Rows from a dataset
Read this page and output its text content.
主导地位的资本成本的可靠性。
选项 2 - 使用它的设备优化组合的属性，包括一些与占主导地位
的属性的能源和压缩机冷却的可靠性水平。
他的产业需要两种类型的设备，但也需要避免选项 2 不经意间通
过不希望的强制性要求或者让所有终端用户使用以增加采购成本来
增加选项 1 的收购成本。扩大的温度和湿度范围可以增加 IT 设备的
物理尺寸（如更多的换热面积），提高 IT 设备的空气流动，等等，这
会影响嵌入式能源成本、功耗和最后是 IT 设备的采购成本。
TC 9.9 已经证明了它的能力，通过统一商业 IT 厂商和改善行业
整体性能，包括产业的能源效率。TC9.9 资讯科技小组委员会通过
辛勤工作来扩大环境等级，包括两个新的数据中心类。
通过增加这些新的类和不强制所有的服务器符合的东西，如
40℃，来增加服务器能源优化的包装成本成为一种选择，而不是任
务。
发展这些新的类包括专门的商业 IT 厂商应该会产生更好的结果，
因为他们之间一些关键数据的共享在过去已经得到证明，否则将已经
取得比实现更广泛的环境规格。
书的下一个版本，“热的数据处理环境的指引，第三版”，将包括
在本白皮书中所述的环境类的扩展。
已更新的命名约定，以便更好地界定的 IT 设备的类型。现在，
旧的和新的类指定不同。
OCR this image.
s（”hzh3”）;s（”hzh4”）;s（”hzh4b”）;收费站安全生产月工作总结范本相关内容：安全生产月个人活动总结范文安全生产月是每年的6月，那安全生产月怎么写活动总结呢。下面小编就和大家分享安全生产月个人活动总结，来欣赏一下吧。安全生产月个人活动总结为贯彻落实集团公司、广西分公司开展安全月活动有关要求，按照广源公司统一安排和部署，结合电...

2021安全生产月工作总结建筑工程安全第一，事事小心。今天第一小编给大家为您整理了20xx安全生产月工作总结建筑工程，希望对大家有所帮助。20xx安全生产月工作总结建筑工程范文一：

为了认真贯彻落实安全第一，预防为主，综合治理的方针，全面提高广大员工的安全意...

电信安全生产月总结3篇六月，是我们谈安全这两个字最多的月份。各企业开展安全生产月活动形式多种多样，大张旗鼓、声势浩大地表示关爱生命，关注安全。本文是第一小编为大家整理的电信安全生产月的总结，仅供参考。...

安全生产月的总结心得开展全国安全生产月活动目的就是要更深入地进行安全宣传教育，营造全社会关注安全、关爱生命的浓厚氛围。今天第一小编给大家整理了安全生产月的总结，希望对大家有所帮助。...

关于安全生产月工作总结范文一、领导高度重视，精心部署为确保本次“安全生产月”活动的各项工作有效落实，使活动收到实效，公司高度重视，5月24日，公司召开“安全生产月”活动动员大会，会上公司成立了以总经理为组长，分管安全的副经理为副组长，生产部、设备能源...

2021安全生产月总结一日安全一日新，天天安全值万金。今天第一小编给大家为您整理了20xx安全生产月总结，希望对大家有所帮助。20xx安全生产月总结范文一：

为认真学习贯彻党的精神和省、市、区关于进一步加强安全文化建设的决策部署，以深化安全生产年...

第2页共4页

» **Problem to solve**:
Find the lines above holding the word "this" and show them.

» **Correct response**:
Read this page and output its text content.
OCR this image.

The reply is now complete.